>> Begin
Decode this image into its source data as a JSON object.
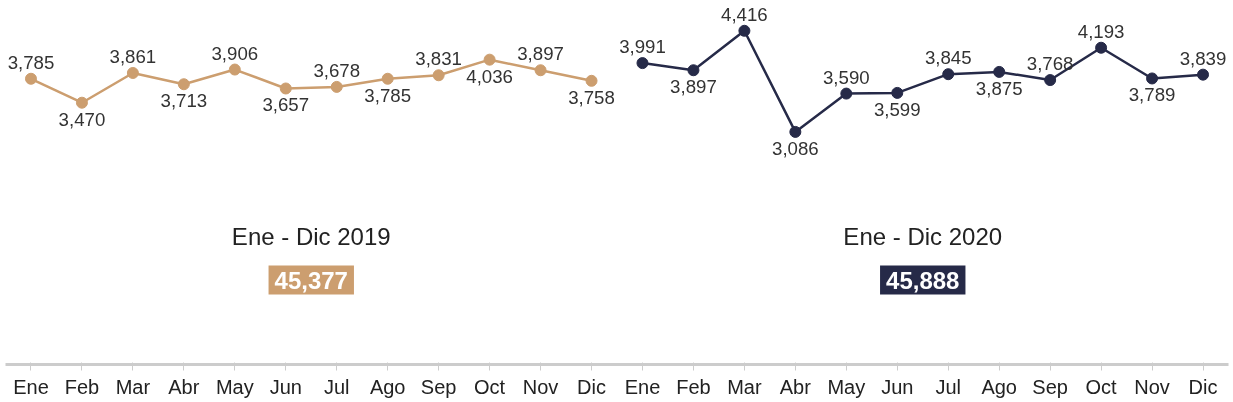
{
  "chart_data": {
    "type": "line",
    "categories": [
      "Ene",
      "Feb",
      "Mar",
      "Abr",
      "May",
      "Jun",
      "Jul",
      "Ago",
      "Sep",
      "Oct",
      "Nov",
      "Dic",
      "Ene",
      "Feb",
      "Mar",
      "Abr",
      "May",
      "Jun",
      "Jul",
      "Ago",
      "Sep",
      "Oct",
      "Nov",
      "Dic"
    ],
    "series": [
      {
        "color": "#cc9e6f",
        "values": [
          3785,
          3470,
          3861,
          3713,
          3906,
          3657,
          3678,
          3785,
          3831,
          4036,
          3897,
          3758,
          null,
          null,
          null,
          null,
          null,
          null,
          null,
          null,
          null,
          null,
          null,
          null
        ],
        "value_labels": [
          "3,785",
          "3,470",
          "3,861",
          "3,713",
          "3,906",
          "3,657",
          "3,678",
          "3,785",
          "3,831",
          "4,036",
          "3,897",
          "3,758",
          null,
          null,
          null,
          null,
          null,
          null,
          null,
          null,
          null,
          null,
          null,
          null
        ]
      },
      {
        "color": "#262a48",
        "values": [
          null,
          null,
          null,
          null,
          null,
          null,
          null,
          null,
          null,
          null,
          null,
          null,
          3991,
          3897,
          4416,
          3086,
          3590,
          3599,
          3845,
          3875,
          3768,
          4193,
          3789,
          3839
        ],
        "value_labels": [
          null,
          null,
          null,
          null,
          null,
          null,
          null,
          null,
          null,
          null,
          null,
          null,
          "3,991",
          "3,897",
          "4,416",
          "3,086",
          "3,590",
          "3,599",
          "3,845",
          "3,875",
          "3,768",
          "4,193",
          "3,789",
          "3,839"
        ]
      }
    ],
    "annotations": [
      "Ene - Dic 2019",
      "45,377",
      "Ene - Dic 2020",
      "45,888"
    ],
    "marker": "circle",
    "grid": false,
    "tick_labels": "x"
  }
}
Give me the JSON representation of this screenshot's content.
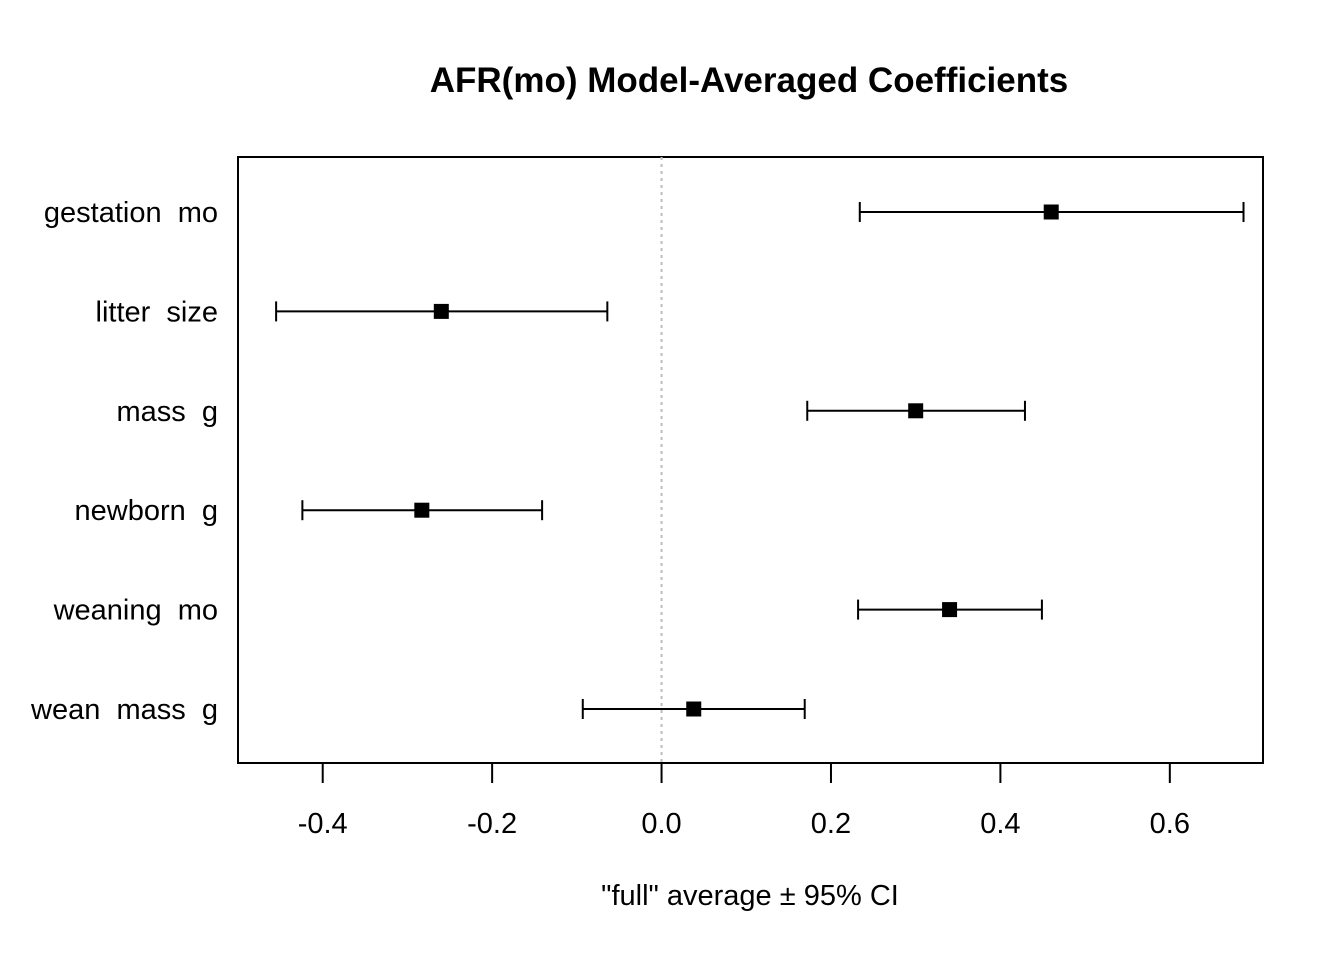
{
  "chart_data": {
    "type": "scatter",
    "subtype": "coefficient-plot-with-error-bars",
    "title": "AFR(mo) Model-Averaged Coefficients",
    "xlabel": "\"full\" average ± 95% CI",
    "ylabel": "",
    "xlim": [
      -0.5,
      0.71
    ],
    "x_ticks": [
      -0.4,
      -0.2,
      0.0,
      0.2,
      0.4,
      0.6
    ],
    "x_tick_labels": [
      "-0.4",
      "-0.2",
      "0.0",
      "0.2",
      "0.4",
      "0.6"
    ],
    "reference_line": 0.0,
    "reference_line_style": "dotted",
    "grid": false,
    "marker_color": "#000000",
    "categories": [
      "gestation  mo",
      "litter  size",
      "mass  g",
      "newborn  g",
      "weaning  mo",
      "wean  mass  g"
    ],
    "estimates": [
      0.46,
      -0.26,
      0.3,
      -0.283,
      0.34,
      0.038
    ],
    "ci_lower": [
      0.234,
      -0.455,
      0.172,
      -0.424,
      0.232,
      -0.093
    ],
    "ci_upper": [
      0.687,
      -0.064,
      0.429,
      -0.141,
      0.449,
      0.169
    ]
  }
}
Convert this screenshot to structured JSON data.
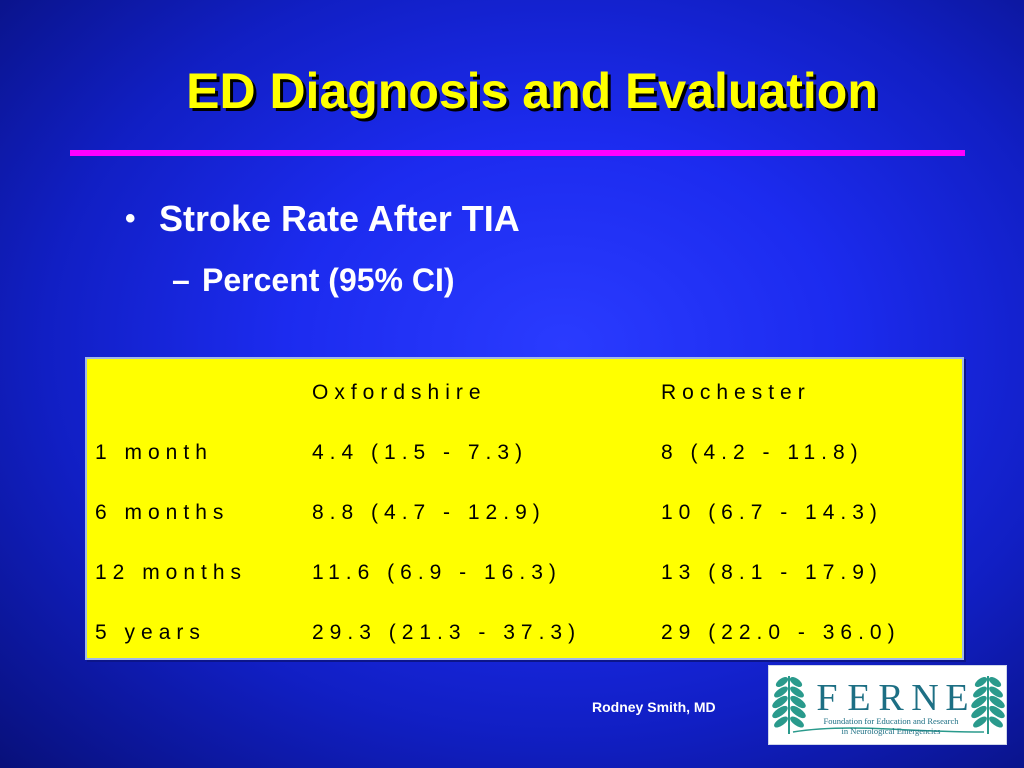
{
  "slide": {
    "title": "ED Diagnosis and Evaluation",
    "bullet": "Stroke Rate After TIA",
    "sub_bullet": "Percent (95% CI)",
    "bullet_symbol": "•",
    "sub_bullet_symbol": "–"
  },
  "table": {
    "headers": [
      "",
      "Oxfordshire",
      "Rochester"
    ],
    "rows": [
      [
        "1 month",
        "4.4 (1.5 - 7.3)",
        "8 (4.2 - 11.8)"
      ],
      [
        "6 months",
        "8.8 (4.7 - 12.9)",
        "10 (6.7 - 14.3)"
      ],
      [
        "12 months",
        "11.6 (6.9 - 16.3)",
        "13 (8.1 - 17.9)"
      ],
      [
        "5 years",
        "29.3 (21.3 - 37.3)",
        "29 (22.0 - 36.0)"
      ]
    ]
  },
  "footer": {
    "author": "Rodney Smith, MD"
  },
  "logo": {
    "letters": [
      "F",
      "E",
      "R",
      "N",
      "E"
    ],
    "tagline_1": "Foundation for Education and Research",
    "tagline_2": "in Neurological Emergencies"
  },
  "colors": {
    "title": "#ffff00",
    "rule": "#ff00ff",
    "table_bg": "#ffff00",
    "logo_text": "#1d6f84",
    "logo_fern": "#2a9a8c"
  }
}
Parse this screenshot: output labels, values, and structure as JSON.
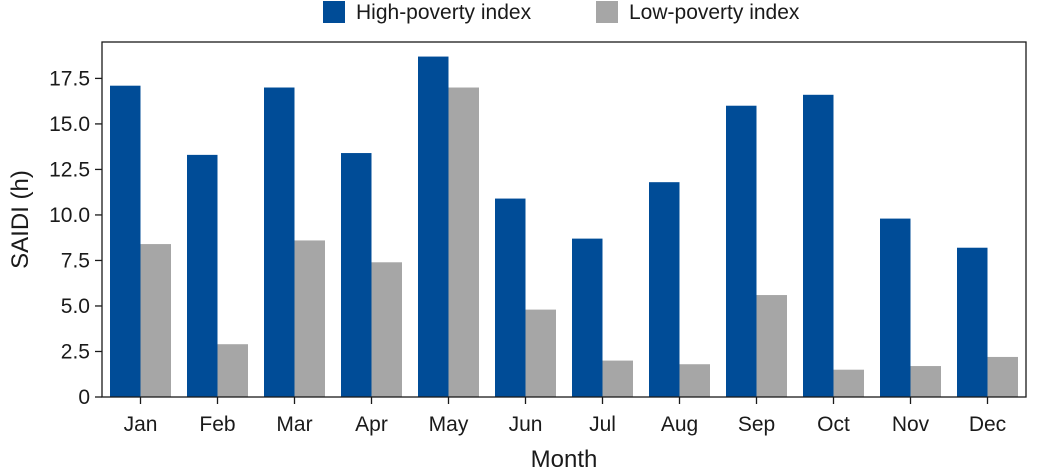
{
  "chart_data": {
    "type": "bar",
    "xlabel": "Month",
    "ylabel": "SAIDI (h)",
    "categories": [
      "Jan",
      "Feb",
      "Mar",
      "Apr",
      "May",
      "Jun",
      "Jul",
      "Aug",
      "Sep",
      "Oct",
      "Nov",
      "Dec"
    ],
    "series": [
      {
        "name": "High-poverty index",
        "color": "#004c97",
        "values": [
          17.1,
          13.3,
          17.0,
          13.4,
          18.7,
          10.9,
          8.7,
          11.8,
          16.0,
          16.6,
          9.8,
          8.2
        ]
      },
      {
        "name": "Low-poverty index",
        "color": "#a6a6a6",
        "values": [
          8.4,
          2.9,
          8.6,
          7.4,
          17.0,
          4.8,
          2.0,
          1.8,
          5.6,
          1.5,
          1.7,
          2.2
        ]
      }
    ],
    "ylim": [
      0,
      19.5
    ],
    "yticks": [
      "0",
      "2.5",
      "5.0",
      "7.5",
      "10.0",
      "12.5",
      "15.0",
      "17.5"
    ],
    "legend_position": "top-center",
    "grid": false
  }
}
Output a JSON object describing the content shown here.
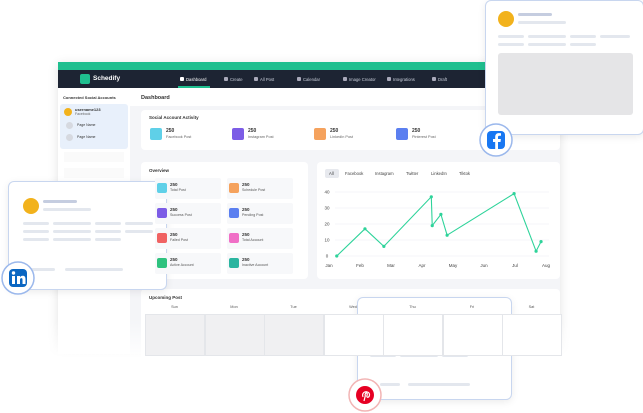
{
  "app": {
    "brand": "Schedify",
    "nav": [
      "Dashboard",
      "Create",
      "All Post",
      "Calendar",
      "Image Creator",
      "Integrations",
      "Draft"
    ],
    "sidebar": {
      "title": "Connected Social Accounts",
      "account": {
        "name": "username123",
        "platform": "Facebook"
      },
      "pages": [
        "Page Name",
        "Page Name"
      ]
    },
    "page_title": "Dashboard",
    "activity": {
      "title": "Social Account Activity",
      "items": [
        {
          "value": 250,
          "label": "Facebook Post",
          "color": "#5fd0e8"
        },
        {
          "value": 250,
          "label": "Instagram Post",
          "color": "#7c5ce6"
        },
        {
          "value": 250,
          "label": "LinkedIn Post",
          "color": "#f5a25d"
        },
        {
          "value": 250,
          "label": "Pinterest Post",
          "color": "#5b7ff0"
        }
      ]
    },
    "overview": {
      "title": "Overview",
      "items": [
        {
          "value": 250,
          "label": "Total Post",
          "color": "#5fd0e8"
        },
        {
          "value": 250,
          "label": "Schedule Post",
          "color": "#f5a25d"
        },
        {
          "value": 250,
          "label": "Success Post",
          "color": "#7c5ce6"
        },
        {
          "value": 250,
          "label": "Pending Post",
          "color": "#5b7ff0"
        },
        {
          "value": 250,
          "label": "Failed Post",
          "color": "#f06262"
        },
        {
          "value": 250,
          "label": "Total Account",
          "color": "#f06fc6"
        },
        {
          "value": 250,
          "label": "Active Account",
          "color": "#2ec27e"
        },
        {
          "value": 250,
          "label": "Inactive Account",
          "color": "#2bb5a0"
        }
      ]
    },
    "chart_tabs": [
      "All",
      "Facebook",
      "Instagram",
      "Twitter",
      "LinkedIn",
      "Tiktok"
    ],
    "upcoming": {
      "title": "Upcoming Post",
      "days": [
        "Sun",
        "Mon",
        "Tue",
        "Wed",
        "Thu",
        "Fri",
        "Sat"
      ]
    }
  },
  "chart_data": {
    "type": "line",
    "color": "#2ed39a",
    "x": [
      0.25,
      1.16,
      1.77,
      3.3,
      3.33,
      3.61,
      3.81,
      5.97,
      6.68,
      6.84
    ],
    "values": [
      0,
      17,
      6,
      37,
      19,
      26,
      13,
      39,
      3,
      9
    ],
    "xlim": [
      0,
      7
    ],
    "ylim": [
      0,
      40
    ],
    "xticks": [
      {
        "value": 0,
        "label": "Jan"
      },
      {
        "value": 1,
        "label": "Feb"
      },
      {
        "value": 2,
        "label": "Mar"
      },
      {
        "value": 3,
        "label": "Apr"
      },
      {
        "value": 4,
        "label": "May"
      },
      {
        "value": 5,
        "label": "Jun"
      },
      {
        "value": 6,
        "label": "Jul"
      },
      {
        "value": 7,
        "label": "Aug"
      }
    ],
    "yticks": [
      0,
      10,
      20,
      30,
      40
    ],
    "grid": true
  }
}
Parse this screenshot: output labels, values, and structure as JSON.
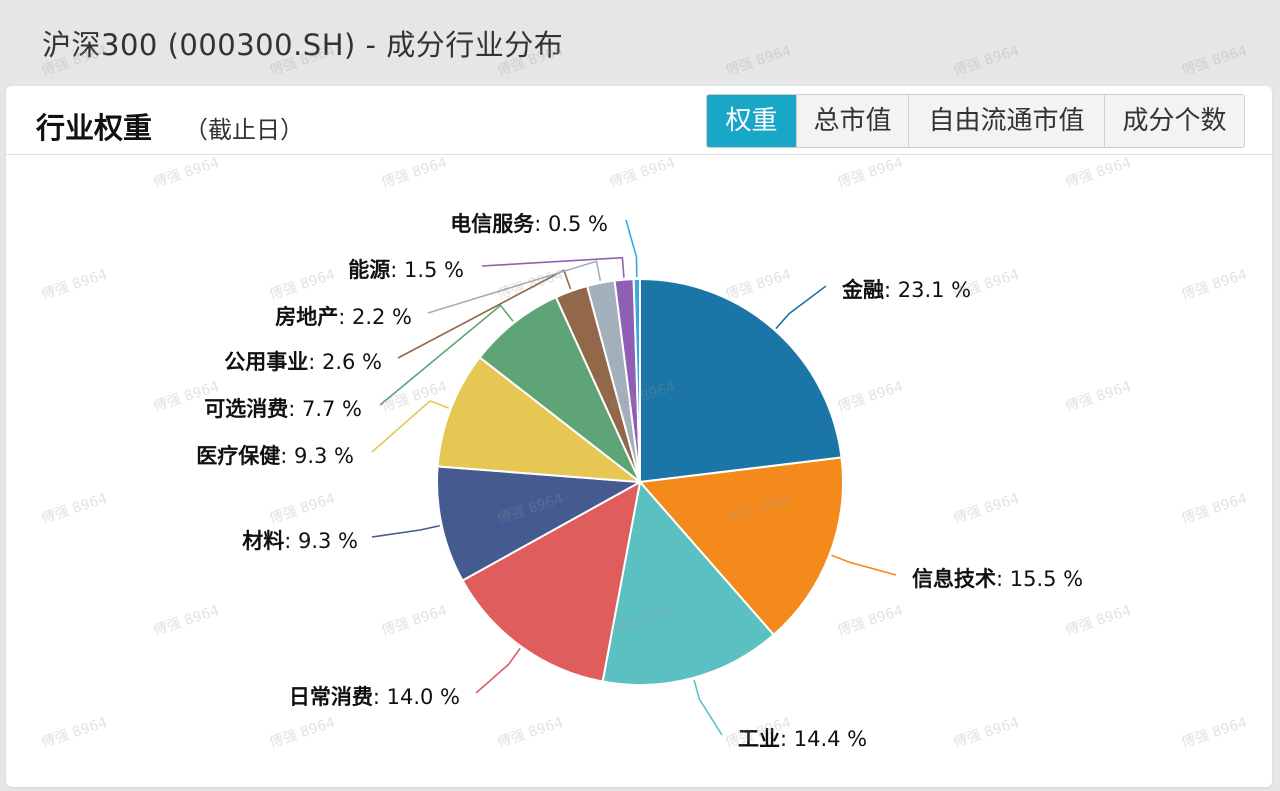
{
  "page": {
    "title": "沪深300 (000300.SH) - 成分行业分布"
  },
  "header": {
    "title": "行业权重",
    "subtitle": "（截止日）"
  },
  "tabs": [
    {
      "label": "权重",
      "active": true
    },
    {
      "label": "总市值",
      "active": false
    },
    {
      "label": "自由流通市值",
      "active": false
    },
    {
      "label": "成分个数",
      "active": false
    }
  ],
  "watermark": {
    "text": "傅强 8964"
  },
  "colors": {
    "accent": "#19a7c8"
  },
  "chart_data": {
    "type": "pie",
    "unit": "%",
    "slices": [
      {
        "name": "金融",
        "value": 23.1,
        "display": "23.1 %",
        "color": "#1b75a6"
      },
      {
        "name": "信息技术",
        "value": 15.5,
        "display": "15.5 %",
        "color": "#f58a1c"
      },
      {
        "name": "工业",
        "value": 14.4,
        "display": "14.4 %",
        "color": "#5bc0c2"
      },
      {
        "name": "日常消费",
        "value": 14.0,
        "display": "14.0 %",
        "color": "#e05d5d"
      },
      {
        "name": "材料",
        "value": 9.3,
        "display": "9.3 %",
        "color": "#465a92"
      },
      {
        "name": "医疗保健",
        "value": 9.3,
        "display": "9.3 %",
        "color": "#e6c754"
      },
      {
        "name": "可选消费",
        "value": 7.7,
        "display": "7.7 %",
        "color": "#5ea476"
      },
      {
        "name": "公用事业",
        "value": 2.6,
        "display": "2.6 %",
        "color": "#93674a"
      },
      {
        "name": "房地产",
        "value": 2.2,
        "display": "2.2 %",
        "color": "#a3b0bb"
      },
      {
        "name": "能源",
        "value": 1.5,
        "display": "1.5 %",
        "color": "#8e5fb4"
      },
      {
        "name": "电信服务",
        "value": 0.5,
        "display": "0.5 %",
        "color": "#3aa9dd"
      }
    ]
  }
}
>> End
▸ **Exercise**
Some lines of the data above may hold the word "screenshot"; report how many do, and nothing else.

▸ **Finished exercise**
4